Dataset records
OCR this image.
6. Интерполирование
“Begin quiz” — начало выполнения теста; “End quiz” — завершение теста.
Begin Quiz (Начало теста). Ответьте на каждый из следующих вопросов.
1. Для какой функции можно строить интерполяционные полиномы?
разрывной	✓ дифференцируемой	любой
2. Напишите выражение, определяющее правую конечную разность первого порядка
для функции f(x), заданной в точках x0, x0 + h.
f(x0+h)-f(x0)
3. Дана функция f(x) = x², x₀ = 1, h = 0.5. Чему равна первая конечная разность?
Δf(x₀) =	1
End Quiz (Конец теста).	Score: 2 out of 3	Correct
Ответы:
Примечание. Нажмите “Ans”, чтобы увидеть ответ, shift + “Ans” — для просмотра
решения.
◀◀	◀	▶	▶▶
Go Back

* * *

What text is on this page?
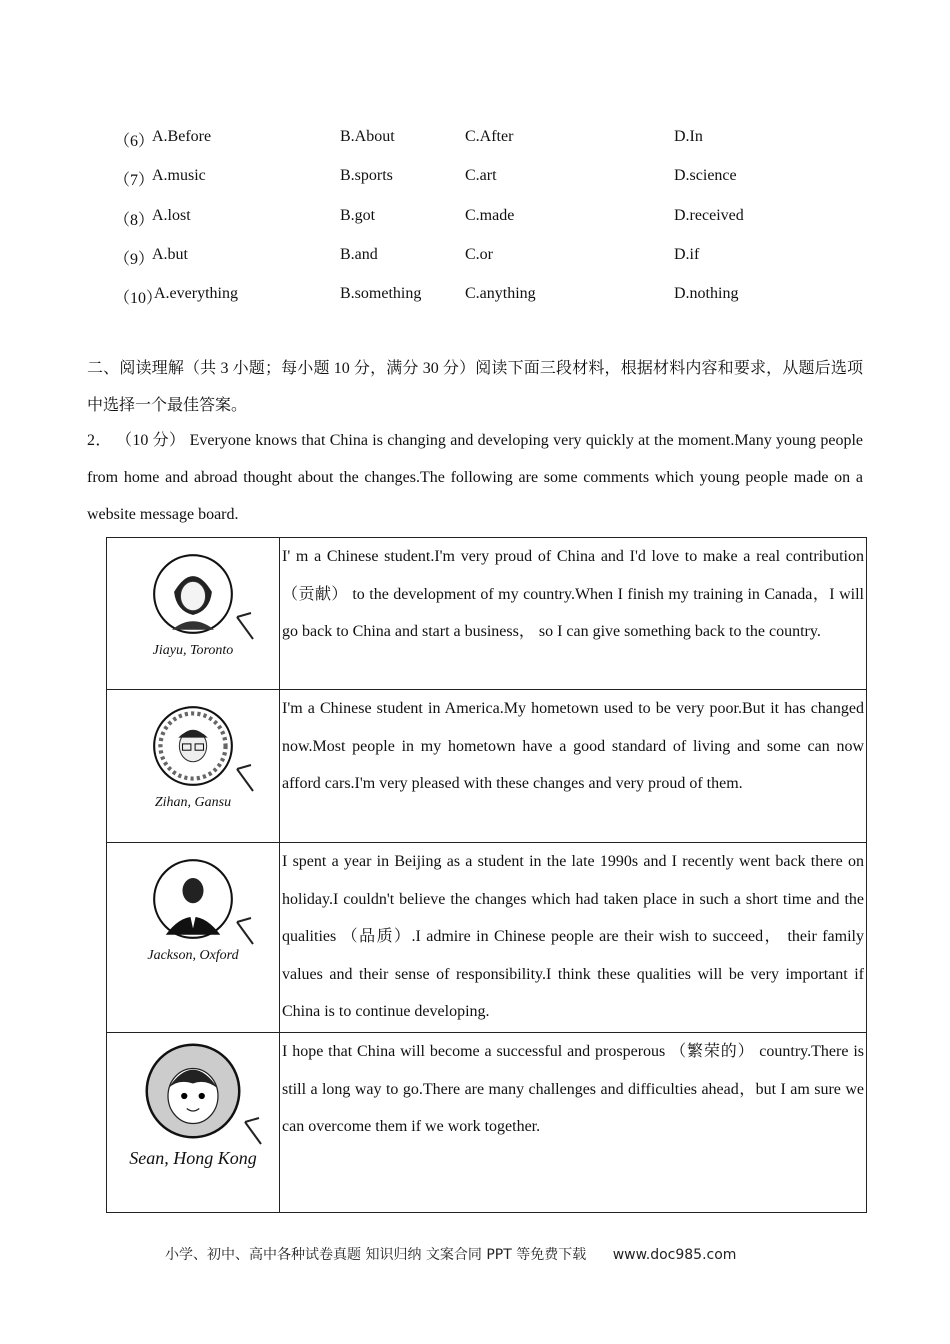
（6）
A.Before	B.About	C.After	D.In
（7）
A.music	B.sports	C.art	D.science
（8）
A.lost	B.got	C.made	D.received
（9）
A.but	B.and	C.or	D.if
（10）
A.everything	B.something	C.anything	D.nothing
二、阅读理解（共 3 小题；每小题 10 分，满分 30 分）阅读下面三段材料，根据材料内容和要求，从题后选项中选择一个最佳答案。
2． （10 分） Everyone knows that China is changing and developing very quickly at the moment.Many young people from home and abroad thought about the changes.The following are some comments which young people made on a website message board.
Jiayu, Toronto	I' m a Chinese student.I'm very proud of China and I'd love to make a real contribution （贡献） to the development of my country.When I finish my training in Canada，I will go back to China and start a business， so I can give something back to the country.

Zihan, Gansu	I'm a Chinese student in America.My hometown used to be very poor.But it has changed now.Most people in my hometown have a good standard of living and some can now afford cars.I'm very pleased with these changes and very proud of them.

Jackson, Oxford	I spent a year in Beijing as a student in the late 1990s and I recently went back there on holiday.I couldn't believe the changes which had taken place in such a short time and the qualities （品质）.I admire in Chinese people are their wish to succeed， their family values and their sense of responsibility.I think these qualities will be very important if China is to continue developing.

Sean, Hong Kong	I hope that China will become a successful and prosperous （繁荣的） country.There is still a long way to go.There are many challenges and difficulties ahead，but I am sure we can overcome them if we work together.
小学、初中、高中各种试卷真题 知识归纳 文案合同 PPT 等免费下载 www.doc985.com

Given exercise »
Look through the material above and pick out each line holding the word "теста".

Written solution »
“Begin quiz” — начало выполнения теста; “End quiz” — завершение теста.
Begin Quiz (Начало теста). Ответьте на каждый из следующих вопросов.
End Quiz (Конец теста).	Score: 2 out of 3	Correct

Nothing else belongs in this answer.